*JOB:* Print all the entries verbatim.

*GIVEN DATA:*
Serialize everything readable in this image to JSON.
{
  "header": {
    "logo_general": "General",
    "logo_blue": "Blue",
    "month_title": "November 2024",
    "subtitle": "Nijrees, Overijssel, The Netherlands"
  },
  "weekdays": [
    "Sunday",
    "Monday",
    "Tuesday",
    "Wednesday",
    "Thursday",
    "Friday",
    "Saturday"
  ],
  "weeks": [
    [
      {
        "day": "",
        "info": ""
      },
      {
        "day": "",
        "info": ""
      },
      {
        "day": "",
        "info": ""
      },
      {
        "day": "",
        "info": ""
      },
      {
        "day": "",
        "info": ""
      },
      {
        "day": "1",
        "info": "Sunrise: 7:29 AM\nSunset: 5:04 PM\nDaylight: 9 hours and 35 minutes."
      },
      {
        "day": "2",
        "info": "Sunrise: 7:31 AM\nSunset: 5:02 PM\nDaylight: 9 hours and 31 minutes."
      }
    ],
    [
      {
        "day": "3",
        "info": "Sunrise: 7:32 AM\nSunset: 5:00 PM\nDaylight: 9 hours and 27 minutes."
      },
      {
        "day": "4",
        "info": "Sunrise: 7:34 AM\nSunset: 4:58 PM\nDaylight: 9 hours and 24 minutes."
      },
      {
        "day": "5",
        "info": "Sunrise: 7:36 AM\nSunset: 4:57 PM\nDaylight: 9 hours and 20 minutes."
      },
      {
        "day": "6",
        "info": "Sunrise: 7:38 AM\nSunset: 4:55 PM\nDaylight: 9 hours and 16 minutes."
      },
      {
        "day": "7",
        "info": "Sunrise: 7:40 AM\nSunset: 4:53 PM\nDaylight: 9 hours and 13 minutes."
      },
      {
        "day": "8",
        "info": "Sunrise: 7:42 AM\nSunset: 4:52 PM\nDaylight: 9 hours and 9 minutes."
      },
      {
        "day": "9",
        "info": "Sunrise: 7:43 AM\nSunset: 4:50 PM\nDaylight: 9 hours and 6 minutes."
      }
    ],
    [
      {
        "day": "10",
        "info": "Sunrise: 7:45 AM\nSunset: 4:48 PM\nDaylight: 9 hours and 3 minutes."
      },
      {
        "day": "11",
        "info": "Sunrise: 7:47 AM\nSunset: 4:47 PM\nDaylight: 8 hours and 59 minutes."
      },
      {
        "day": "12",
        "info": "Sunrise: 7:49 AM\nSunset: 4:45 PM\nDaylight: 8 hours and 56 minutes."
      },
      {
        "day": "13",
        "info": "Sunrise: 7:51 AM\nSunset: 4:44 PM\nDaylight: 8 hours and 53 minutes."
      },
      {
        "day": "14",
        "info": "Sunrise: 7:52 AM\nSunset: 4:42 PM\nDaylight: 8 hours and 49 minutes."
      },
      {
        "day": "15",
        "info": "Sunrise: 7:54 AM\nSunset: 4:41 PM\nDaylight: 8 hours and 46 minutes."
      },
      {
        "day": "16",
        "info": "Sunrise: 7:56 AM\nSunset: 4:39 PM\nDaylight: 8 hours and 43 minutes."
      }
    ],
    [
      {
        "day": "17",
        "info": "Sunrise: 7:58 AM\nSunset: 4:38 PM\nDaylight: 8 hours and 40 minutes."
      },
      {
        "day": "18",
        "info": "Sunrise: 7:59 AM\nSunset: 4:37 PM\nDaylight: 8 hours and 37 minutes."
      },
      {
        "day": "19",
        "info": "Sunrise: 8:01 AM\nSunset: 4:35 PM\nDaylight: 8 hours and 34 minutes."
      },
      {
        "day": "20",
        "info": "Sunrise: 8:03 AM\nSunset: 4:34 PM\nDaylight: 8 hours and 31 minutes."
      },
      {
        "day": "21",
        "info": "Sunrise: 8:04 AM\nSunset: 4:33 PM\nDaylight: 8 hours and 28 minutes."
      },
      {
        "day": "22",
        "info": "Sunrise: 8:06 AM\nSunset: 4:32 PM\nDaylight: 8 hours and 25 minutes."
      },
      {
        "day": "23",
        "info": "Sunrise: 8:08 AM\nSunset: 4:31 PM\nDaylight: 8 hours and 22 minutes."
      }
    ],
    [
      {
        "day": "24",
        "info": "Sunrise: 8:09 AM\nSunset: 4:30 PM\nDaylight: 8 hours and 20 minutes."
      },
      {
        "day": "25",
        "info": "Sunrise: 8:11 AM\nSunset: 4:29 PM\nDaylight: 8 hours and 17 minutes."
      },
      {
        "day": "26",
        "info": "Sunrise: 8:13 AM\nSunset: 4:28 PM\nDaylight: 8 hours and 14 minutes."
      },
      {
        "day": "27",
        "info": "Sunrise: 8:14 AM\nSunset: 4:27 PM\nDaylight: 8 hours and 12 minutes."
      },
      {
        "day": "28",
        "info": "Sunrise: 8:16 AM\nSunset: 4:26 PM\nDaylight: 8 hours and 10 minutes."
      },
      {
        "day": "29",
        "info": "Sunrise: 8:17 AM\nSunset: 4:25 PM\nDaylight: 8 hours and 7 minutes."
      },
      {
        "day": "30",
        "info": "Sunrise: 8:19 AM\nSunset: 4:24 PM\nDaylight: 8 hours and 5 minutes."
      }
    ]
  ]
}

*TASK OUTPUT:*
Serialize everything readable in this image to JSON.
{
  "header": {
    "logo_general": "General",
    "logo_blue": "Blue",
    "month_title": "November 2024",
    "subtitle": "Nijrees, Overijssel, The Netherlands"
  },
  "weekdays": [
    "Sunday",
    "Monday",
    "Tuesday",
    "Wednesday",
    "Thursday",
    "Friday",
    "Saturday"
  ],
  "weeks": [
    [
      {
        "day": "",
        "info": ""
      },
      {
        "day": "",
        "info": ""
      },
      {
        "day": "",
        "info": ""
      },
      {
        "day": "",
        "info": ""
      },
      {
        "day": "",
        "info": ""
      },
      {
        "day": "1",
        "info": "Sunrise: 7:29 AM\nSunset: 5:04 PM\nDaylight: 9 hours and 35 minutes."
      },
      {
        "day": "2",
        "info": "Sunrise: 7:31 AM\nSunset: 5:02 PM\nDaylight: 9 hours and 31 minutes."
      }
    ],
    [
      {
        "day": "3",
        "info": "Sunrise: 7:32 AM\nSunset: 5:00 PM\nDaylight: 9 hours and 27 minutes."
      },
      {
        "day": "4",
        "info": "Sunrise: 7:34 AM\nSunset: 4:58 PM\nDaylight: 9 hours and 24 minutes."
      },
      {
        "day": "5",
        "info": "Sunrise: 7:36 AM\nSunset: 4:57 PM\nDaylight: 9 hours and 20 minutes."
      },
      {
        "day": "6",
        "info": "Sunrise: 7:38 AM\nSunset: 4:55 PM\nDaylight: 9 hours and 16 minutes."
      },
      {
        "day": "7",
        "info": "Sunrise: 7:40 AM\nSunset: 4:53 PM\nDaylight: 9 hours and 13 minutes."
      },
      {
        "day": "8",
        "info": "Sunrise: 7:42 AM\nSunset: 4:52 PM\nDaylight: 9 hours and 9 minutes."
      },
      {
        "day": "9",
        "info": "Sunrise: 7:43 AM\nSunset: 4:50 PM\nDaylight: 9 hours and 6 minutes."
      }
    ],
    [
      {
        "day": "10",
        "info": "Sunrise: 7:45 AM\nSunset: 4:48 PM\nDaylight: 9 hours and 3 minutes."
      },
      {
        "day": "11",
        "info": "Sunrise: 7:47 AM\nSunset: 4:47 PM\nDaylight: 8 hours and 59 minutes."
      },
      {
        "day": "12",
        "info": "Sunrise: 7:49 AM\nSunset: 4:45 PM\nDaylight: 8 hours and 56 minutes."
      },
      {
        "day": "13",
        "info": "Sunrise: 7:51 AM\nSunset: 4:44 PM\nDaylight: 8 hours and 53 minutes."
      },
      {
        "day": "14",
        "info": "Sunrise: 7:52 AM\nSunset: 4:42 PM\nDaylight: 8 hours and 49 minutes."
      },
      {
        "day": "15",
        "info": "Sunrise: 7:54 AM\nSunset: 4:41 PM\nDaylight: 8 hours and 46 minutes."
      },
      {
        "day": "16",
        "info": "Sunrise: 7:56 AM\nSunset: 4:39 PM\nDaylight: 8 hours and 43 minutes."
      }
    ],
    [
      {
        "day": "17",
        "info": "Sunrise: 7:58 AM\nSunset: 4:38 PM\nDaylight: 8 hours and 40 minutes."
      },
      {
        "day": "18",
        "info": "Sunrise: 7:59 AM\nSunset: 4:37 PM\nDaylight: 8 hours and 37 minutes."
      },
      {
        "day": "19",
        "info": "Sunrise: 8:01 AM\nSunset: 4:35 PM\nDaylight: 8 hours and 34 minutes."
      },
      {
        "day": "20",
        "info": "Sunrise: 8:03 AM\nSunset: 4:34 PM\nDaylight: 8 hours and 31 minutes."
      },
      {
        "day": "21",
        "info": "Sunrise: 8:04 AM\nSunset: 4:33 PM\nDaylight: 8 hours and 28 minutes."
      },
      {
        "day": "22",
        "info": "Sunrise: 8:06 AM\nSunset: 4:32 PM\nDaylight: 8 hours and 25 minutes."
      },
      {
        "day": "23",
        "info": "Sunrise: 8:08 AM\nSunset: 4:31 PM\nDaylight: 8 hours and 22 minutes."
      }
    ],
    [
      {
        "day": "24",
        "info": "Sunrise: 8:09 AM\nSunset: 4:30 PM\nDaylight: 8 hours and 20 minutes."
      },
      {
        "day": "25",
        "info": "Sunrise: 8:11 AM\nSunset: 4:29 PM\nDaylight: 8 hours and 17 minutes."
      },
      {
        "day": "26",
        "info": "Sunrise: 8:13 AM\nSunset: 4:28 PM\nDaylight: 8 hours and 14 minutes."
      },
      {
        "day": "27",
        "info": "Sunrise: 8:14 AM\nSunset: 4:27 PM\nDaylight: 8 hours and 12 minutes."
      },
      {
        "day": "28",
        "info": "Sunrise: 8:16 AM\nSunset: 4:26 PM\nDaylight: 8 hours and 10 minutes."
      },
      {
        "day": "29",
        "info": "Sunrise: 8:17 AM\nSunset: 4:25 PM\nDaylight: 8 hours and 7 minutes."
      },
      {
        "day": "30",
        "info": "Sunrise: 8:19 AM\nSunset: 4:24 PM\nDaylight: 8 hours and 5 minutes."
      }
    ]
  ]
}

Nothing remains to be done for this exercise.